## [Your task]
Reproduce this listing in full.

## [Data provided]
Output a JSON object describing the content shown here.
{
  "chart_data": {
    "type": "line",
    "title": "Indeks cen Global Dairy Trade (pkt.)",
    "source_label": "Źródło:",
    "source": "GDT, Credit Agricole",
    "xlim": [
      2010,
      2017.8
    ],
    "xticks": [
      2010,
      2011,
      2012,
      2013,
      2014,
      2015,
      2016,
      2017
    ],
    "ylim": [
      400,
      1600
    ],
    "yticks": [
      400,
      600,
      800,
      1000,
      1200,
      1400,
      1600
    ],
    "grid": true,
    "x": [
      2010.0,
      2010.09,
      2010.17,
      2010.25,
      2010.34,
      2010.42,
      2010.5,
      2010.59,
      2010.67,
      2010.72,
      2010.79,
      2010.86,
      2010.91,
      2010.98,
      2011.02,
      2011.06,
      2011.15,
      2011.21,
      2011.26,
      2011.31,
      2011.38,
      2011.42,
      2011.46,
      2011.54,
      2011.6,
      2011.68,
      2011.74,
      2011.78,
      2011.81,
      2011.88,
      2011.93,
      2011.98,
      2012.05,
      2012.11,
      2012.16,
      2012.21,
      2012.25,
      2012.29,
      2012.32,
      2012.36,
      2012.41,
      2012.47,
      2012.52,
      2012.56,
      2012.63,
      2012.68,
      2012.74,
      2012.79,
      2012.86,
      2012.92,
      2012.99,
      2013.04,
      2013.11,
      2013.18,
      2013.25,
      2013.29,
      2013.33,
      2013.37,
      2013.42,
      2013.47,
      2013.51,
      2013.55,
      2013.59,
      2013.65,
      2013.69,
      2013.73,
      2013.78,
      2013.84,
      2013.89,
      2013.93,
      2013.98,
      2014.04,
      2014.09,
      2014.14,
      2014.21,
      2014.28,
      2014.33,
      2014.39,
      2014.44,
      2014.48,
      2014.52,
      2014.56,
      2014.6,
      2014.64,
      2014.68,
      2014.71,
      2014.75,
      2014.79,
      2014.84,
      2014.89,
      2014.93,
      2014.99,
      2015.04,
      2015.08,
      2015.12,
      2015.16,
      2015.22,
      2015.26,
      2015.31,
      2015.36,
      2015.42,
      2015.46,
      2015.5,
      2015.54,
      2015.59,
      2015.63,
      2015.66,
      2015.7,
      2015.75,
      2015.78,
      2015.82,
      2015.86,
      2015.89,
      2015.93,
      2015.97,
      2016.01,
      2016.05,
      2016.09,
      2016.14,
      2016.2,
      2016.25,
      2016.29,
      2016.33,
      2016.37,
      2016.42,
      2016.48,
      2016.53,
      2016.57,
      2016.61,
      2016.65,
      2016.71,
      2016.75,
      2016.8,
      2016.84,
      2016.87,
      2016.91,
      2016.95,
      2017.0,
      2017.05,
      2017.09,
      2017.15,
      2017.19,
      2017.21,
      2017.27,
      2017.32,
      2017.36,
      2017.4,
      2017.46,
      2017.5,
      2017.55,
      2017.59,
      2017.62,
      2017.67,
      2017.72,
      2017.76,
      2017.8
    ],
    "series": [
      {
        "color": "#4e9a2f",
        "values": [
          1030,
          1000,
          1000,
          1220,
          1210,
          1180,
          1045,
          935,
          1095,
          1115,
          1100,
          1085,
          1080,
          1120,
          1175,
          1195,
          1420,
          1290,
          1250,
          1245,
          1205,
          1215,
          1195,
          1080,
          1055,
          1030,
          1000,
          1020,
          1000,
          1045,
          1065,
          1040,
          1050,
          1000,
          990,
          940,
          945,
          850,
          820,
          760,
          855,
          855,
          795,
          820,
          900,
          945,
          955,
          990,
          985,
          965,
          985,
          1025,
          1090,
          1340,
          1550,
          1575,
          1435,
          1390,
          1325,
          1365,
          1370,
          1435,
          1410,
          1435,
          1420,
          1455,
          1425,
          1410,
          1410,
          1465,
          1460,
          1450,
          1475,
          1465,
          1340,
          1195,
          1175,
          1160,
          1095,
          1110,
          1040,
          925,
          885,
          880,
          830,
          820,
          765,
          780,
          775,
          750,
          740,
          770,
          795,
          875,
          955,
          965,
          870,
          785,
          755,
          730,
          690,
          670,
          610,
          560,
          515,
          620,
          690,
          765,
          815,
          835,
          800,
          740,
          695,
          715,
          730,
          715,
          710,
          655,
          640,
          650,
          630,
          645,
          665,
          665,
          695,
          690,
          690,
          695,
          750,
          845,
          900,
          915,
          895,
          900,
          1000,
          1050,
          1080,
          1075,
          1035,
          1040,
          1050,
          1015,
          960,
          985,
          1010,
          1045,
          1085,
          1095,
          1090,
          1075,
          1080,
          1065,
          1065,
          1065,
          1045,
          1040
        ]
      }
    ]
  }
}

## [Result of the exercise]
Output a JSON object describing the content shown here.
{
  "chart_data": {
    "type": "line",
    "title": "Indeks cen Global Dairy Trade (pkt.)",
    "source_label": "Źródło:",
    "source": "GDT, Credit Agricole",
    "xlim": [
      2010,
      2017.8
    ],
    "xticks": [
      2010,
      2011,
      2012,
      2013,
      2014,
      2015,
      2016,
      2017
    ],
    "ylim": [
      400,
      1600
    ],
    "yticks": [
      400,
      600,
      800,
      1000,
      1200,
      1400,
      1600
    ],
    "grid": true,
    "x": [
      2010.0,
      2010.09,
      2010.17,
      2010.25,
      2010.34,
      2010.42,
      2010.5,
      2010.59,
      2010.67,
      2010.72,
      2010.79,
      2010.86,
      2010.91,
      2010.98,
      2011.02,
      2011.06,
      2011.15,
      2011.21,
      2011.26,
      2011.31,
      2011.38,
      2011.42,
      2011.46,
      2011.54,
      2011.6,
      2011.68,
      2011.74,
      2011.78,
      2011.81,
      2011.88,
      2011.93,
      2011.98,
      2012.05,
      2012.11,
      2012.16,
      2012.21,
      2012.25,
      2012.29,
      2012.32,
      2012.36,
      2012.41,
      2012.47,
      2012.52,
      2012.56,
      2012.63,
      2012.68,
      2012.74,
      2012.79,
      2012.86,
      2012.92,
      2012.99,
      2013.04,
      2013.11,
      2013.18,
      2013.25,
      2013.29,
      2013.33,
      2013.37,
      2013.42,
      2013.47,
      2013.51,
      2013.55,
      2013.59,
      2013.65,
      2013.69,
      2013.73,
      2013.78,
      2013.84,
      2013.89,
      2013.93,
      2013.98,
      2014.04,
      2014.09,
      2014.14,
      2014.21,
      2014.28,
      2014.33,
      2014.39,
      2014.44,
      2014.48,
      2014.52,
      2014.56,
      2014.6,
      2014.64,
      2014.68,
      2014.71,
      2014.75,
      2014.79,
      2014.84,
      2014.89,
      2014.93,
      2014.99,
      2015.04,
      2015.08,
      2015.12,
      2015.16,
      2015.22,
      2015.26,
      2015.31,
      2015.36,
      2015.42,
      2015.46,
      2015.5,
      2015.54,
      2015.59,
      2015.63,
      2015.66,
      2015.7,
      2015.75,
      2015.78,
      2015.82,
      2015.86,
      2015.89,
      2015.93,
      2015.97,
      2016.01,
      2016.05,
      2016.09,
      2016.14,
      2016.2,
      2016.25,
      2016.29,
      2016.33,
      2016.37,
      2016.42,
      2016.48,
      2016.53,
      2016.57,
      2016.61,
      2016.65,
      2016.71,
      2016.75,
      2016.8,
      2016.84,
      2016.87,
      2016.91,
      2016.95,
      2017.0,
      2017.05,
      2017.09,
      2017.15,
      2017.19,
      2017.21,
      2017.27,
      2017.32,
      2017.36,
      2017.4,
      2017.46,
      2017.5,
      2017.55,
      2017.59,
      2017.62,
      2017.67,
      2017.72,
      2017.76,
      2017.8
    ],
    "series": [
      {
        "color": "#4e9a2f",
        "values": [
          1030,
          1000,
          1000,
          1220,
          1210,
          1180,
          1045,
          935,
          1095,
          1115,
          1100,
          1085,
          1080,
          1120,
          1175,
          1195,
          1420,
          1290,
          1250,
          1245,
          1205,
          1215,
          1195,
          1080,
          1055,
          1030,
          1000,
          1020,
          1000,
          1045,
          1065,
          1040,
          1050,
          1000,
          990,
          940,
          945,
          850,
          820,
          760,
          855,
          855,
          795,
          820,
          900,
          945,
          955,
          990,
          985,
          965,
          985,
          1025,
          1090,
          1340,
          1550,
          1575,
          1435,
          1390,
          1325,
          1365,
          1370,
          1435,
          1410,
          1435,
          1420,
          1455,
          1425,
          1410,
          1410,
          1465,
          1460,
          1450,
          1475,
          1465,
          1340,
          1195,
          1175,
          1160,
          1095,
          1110,
          1040,
          925,
          885,
          880,
          830,
          820,
          765,
          780,
          775,
          750,
          740,
          770,
          795,
          875,
          955,
          965,
          870,
          785,
          755,
          730,
          690,
          670,
          610,
          560,
          515,
          620,
          690,
          765,
          815,
          835,
          800,
          740,
          695,
          715,
          730,
          715,
          710,
          655,
          640,
          650,
          630,
          645,
          665,
          665,
          695,
          690,
          690,
          695,
          750,
          845,
          900,
          915,
          895,
          900,
          1000,
          1050,
          1080,
          1075,
          1035,
          1040,
          1050,
          1015,
          960,
          985,
          1010,
          1045,
          1085,
          1095,
          1090,
          1075,
          1080,
          1065,
          1065,
          1065,
          1045,
          1040
        ]
      }
    ]
  }
}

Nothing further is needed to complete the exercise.